DATA SUPPLIED:
● ● ● ●
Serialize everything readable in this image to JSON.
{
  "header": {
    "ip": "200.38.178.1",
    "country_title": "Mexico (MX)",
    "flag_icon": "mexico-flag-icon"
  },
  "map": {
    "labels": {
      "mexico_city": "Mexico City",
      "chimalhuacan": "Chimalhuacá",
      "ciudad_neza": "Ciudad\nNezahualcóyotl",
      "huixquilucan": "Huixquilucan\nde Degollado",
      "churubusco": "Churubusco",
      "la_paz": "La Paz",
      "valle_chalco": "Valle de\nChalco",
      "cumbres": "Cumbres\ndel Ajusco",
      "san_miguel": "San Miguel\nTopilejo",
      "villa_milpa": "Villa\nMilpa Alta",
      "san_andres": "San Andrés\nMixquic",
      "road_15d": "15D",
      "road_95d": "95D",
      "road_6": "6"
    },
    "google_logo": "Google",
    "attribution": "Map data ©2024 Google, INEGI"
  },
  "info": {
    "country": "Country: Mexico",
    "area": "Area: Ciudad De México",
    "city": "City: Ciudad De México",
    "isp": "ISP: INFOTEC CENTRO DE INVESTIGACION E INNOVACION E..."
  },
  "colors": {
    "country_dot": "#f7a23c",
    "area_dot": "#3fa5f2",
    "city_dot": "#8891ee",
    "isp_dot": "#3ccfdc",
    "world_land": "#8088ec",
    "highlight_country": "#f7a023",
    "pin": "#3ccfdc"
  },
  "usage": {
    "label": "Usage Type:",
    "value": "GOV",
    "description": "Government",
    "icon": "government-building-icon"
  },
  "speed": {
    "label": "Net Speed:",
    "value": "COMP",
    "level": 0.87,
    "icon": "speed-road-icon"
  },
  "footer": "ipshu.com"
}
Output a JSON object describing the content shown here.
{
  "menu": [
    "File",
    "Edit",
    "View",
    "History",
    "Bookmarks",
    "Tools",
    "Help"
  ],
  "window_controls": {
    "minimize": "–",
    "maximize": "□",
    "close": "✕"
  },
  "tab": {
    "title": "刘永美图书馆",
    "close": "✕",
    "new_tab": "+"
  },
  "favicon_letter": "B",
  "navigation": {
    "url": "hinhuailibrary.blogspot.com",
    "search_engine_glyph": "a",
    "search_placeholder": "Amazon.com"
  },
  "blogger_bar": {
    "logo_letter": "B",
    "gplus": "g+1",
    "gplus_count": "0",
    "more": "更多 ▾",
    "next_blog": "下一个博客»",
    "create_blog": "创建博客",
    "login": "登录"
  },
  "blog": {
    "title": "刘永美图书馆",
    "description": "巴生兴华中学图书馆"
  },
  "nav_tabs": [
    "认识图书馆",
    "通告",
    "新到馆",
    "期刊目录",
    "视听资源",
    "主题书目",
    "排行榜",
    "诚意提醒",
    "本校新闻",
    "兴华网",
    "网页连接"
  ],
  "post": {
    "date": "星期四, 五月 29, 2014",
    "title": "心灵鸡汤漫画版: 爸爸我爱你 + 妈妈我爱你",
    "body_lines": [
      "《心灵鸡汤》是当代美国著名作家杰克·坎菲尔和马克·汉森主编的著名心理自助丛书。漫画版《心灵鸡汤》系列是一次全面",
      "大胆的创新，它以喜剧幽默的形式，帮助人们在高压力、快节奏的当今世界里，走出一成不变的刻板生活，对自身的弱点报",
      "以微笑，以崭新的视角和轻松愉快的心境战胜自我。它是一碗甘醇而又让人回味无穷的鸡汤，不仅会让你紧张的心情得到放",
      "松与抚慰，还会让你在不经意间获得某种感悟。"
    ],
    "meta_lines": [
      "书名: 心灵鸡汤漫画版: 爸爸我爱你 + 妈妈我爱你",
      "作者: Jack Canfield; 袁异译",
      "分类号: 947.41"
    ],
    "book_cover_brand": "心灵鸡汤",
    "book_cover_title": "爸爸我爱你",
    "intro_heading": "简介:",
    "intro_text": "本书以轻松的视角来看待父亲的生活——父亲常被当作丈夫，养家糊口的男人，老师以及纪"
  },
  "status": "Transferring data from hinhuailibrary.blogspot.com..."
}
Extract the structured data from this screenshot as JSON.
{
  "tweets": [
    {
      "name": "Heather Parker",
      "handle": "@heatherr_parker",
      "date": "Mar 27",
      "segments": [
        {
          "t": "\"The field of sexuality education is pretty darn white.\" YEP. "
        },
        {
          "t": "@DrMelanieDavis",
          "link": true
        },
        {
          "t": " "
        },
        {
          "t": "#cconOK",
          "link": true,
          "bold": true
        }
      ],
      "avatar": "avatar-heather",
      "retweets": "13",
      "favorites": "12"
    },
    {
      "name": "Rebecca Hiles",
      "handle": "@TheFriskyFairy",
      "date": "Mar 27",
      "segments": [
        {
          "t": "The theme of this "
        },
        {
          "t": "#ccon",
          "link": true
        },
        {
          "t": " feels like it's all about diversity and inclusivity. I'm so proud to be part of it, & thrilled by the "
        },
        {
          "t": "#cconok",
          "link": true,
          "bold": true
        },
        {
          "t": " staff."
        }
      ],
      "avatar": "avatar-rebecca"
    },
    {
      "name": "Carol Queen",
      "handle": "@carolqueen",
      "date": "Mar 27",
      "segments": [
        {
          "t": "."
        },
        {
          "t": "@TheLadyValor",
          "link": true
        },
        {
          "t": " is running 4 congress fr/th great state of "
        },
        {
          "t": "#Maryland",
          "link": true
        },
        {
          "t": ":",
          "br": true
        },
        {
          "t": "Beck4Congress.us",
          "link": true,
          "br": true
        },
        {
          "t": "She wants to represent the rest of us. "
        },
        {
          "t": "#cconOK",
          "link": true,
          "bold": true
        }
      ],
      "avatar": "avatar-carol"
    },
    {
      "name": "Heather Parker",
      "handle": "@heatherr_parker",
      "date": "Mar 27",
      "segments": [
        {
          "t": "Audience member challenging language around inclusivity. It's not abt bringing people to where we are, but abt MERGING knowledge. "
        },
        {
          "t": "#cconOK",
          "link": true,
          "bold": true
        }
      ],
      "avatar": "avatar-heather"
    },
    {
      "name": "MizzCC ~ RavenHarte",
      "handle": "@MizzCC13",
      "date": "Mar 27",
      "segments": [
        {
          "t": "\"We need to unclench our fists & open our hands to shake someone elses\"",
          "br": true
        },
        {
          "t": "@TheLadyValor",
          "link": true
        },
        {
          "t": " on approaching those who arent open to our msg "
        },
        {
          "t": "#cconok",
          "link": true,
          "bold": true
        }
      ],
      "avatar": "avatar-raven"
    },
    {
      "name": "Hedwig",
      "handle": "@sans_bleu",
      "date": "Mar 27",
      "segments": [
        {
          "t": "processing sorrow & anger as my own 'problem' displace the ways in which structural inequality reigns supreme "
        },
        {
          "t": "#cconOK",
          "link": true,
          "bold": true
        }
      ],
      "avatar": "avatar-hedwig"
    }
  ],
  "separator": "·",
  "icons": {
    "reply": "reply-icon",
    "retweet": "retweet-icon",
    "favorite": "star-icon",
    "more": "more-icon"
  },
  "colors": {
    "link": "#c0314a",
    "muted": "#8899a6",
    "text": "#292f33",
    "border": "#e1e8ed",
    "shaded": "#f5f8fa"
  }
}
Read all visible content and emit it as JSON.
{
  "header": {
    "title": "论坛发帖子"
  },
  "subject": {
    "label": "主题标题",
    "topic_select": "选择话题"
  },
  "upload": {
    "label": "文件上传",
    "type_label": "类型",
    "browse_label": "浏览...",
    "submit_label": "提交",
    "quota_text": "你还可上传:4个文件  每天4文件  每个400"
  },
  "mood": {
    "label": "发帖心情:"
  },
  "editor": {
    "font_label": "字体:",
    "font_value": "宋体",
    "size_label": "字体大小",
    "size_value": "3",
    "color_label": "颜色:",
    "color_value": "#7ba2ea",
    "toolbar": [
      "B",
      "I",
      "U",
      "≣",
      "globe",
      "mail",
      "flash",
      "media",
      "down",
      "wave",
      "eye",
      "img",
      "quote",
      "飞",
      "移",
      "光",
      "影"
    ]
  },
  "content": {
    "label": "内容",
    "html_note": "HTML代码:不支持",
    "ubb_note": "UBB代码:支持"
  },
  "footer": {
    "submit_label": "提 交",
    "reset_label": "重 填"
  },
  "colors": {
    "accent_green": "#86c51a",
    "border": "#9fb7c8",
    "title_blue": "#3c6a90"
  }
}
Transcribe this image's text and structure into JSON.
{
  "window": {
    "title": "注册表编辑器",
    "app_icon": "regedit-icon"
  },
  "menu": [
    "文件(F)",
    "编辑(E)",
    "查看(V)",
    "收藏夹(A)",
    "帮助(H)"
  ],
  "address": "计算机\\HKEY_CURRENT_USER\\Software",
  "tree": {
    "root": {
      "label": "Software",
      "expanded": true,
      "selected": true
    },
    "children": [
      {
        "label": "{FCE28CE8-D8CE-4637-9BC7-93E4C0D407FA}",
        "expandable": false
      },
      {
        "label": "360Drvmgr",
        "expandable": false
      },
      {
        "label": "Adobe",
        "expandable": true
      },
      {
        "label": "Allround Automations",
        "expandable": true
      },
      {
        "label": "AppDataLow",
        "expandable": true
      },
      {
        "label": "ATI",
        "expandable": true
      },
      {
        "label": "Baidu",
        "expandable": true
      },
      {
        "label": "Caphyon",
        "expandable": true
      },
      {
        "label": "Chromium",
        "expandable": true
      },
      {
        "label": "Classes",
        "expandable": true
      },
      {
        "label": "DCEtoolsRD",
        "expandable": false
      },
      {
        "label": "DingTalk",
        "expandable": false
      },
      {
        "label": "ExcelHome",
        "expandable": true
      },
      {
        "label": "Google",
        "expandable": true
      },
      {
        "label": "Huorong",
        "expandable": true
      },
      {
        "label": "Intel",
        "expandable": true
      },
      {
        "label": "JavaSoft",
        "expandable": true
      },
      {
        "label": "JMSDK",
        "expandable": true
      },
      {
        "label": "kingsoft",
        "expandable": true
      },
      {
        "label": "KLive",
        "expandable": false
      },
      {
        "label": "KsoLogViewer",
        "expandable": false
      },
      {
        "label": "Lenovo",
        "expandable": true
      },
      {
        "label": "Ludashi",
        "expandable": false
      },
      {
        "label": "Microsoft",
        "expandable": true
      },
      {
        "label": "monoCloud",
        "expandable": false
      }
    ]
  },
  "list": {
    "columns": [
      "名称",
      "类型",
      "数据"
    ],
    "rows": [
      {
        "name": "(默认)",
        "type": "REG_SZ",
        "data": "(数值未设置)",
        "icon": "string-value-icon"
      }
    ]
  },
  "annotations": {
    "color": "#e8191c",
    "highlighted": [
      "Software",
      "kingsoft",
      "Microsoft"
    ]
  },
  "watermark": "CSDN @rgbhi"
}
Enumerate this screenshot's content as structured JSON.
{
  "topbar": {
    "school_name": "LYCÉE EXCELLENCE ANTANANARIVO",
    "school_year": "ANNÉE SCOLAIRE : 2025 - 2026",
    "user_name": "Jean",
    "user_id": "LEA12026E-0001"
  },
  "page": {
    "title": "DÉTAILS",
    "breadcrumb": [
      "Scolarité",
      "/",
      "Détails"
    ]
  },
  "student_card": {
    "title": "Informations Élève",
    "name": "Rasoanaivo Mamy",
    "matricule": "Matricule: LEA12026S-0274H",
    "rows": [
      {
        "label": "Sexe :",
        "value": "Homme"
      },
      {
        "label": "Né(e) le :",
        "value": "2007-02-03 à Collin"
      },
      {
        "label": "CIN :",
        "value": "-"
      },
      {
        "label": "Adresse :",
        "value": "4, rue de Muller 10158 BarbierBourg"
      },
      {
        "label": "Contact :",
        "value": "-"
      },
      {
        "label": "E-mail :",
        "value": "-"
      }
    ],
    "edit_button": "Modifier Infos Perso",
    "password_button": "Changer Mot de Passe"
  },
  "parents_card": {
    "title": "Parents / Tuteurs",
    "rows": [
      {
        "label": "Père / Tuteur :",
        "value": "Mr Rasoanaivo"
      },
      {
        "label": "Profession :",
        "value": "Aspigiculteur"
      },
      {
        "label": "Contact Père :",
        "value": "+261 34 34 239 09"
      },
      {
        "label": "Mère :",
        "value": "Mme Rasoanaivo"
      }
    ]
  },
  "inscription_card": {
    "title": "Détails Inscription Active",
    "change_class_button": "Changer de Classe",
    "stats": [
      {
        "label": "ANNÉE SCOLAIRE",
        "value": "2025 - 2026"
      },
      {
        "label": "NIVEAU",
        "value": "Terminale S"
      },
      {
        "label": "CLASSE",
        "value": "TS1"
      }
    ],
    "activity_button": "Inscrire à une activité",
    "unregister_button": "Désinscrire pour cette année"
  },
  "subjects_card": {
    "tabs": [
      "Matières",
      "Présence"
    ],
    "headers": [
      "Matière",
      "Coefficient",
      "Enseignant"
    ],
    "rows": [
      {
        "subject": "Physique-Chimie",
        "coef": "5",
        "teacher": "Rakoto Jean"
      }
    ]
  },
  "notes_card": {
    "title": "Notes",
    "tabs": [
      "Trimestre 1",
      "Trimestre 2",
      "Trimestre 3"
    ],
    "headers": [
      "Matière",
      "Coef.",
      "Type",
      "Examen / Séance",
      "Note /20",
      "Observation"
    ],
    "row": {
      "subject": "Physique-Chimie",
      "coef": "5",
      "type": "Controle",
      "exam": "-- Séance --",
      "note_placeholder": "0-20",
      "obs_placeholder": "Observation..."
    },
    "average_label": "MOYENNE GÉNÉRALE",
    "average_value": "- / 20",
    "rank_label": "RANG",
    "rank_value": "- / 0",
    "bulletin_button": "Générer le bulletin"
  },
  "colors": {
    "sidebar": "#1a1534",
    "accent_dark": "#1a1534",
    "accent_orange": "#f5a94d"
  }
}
● ● ● ●
INSTRUCTIONS FOR THE TASK: Go through the records and copy each line with "Software" in it.

SOLUTION TO THE EXERCISE:
  "address": "计算机\\HKEY_CURRENT_USER\\Software",
      "label": "Software",
      "Software",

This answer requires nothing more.